Source records:

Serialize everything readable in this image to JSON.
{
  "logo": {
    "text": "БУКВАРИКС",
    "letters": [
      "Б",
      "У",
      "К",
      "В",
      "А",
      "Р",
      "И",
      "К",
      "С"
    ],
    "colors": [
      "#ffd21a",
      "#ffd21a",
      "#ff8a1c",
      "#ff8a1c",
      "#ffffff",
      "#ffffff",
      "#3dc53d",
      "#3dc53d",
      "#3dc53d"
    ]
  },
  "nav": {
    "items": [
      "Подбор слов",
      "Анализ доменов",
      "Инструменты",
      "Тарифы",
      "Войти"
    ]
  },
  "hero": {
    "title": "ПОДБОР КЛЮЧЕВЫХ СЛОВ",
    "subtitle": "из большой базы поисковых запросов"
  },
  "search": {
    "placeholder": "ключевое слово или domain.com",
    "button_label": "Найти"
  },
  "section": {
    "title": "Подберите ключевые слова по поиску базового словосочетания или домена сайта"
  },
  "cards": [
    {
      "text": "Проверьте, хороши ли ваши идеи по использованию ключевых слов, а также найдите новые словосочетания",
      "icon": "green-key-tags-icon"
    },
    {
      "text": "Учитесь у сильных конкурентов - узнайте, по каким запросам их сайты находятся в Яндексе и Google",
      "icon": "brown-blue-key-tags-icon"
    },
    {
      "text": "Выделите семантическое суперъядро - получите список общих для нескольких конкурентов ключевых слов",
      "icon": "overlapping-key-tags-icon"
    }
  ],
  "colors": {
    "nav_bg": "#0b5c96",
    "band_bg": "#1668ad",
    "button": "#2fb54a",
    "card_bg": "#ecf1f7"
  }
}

#### Task objective
Look through the material above. Copy each line where the word "словосочетания" appears.

#### Response to the task
    "title": "Подберите ключевые слова по поиску базового словосочетания или домена сайта"
      "text": "Проверьте, хороши ли ваши идеи по использованию ключевых слов, а также найдите новые словосочетания",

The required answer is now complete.